- _Required work_:
Set out the items from the first line through the line containing "year-print: 20 xyxy=(428,1268,442,1284)" as a JSON list of strings, one string per line, skipping any blank lines.

- _Rows from a dataset_:
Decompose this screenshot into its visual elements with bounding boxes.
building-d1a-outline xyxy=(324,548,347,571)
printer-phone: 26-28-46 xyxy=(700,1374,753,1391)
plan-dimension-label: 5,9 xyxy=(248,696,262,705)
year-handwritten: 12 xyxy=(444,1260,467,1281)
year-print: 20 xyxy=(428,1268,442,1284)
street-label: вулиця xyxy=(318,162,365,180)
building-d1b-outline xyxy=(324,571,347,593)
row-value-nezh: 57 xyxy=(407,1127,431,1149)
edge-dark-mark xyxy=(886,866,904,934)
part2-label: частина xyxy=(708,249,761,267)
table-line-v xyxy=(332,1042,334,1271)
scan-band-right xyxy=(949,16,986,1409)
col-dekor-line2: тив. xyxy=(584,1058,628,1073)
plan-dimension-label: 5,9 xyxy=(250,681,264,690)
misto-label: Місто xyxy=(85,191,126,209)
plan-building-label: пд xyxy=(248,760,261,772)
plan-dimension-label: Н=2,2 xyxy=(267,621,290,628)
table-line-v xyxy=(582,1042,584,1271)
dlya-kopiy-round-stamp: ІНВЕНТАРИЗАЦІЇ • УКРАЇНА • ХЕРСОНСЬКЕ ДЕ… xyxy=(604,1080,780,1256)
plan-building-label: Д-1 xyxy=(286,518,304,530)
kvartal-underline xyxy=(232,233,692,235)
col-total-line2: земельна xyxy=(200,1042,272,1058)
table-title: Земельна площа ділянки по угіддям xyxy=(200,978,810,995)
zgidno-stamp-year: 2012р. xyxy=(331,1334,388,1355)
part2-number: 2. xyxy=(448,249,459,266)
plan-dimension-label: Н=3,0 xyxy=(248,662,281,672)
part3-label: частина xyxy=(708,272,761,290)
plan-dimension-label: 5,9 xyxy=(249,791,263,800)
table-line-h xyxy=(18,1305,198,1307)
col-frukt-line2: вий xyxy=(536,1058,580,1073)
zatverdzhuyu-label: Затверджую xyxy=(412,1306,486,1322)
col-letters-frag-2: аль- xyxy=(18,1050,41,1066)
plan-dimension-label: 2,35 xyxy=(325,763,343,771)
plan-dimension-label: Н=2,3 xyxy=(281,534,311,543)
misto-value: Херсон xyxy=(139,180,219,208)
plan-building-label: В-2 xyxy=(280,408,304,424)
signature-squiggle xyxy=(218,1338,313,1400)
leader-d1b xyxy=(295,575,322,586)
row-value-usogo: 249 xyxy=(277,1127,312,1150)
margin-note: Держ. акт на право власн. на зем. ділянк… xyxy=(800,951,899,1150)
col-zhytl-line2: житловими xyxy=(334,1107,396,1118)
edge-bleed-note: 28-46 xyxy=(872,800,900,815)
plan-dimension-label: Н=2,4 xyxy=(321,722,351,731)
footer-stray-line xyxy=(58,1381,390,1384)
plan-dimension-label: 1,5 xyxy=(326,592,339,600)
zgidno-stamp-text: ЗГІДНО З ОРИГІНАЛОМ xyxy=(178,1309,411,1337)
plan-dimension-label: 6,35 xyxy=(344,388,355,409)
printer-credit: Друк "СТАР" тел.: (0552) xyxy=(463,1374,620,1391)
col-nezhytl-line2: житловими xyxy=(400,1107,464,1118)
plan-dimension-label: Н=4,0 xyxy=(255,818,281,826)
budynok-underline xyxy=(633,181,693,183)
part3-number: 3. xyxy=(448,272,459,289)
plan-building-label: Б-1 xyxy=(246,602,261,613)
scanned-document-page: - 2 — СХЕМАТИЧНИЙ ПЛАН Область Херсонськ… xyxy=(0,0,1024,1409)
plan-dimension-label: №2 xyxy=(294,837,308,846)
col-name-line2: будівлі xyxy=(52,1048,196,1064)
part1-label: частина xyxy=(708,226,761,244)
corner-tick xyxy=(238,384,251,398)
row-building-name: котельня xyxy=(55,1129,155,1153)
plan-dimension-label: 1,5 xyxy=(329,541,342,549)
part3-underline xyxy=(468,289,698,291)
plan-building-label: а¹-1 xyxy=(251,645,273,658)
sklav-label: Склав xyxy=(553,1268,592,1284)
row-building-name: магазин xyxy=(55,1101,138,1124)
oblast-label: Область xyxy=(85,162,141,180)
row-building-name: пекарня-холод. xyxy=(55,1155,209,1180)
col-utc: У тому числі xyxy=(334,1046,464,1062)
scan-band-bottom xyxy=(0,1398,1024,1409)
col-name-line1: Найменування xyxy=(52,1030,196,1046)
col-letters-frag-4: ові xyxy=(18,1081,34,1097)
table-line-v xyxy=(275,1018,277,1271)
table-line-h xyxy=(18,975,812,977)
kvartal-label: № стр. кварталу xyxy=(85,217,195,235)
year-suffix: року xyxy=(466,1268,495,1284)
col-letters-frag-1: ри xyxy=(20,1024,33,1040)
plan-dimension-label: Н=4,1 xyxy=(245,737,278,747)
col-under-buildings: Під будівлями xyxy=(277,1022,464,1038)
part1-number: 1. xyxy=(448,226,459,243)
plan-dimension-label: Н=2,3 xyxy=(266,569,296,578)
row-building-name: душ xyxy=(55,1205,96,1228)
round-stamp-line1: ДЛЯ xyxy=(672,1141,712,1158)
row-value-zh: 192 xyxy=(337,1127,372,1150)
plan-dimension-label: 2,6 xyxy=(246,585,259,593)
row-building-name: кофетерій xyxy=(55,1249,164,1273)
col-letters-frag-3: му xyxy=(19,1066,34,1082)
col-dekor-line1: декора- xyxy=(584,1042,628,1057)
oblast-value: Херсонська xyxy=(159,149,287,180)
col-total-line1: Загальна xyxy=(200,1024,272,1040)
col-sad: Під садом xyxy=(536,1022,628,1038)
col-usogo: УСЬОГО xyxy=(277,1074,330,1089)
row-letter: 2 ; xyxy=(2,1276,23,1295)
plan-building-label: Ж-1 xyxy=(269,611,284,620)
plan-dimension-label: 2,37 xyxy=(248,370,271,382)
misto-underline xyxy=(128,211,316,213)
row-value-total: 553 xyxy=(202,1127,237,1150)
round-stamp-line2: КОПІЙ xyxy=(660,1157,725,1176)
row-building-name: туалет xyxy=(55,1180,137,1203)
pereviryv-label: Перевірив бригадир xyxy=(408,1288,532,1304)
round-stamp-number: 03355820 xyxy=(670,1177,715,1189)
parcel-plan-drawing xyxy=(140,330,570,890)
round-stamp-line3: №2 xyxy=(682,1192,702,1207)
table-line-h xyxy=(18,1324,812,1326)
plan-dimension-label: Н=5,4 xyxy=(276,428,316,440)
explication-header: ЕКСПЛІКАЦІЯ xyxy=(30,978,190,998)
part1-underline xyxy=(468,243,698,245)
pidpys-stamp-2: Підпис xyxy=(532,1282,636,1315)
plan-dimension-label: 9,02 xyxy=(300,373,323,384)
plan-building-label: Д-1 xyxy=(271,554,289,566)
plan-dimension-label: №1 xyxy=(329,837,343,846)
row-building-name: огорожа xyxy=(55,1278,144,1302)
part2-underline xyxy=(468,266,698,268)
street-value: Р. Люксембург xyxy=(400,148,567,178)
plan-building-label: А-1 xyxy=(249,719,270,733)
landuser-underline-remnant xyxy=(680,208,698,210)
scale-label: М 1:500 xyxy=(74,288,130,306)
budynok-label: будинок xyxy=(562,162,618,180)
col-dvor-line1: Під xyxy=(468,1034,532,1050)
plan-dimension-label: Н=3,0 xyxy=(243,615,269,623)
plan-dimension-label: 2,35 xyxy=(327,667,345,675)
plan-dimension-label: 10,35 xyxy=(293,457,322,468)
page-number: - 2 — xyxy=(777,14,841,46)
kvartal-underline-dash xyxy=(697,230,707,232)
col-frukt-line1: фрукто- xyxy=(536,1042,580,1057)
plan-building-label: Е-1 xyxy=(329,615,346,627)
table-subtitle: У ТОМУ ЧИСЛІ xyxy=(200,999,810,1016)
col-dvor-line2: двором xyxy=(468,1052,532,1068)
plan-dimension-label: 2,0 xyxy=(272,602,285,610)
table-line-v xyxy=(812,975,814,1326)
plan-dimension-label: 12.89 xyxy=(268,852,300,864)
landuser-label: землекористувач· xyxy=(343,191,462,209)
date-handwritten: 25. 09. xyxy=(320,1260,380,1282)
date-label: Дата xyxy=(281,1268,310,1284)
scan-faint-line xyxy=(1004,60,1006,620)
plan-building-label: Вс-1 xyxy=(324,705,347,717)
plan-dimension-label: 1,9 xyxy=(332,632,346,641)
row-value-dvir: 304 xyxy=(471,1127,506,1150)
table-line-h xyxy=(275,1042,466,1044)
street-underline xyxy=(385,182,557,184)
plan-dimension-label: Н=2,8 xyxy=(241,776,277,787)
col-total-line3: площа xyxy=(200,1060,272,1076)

- _Answer to the task_:
[
  "Decompose this screenshot into its visual elements with bounding boxes.",
  "building-d1a-outline xyxy=(324,548,347,571)",
  "printer-phone: 26-28-46 xyxy=(700,1374,753,1391)",
  "plan-dimension-label: 5,9 xyxy=(248,696,262,705)",
  "year-handwritten: 12 xyxy=(444,1260,467,1281)",
  "year-print: 20 xyxy=(428,1268,442,1284)"
]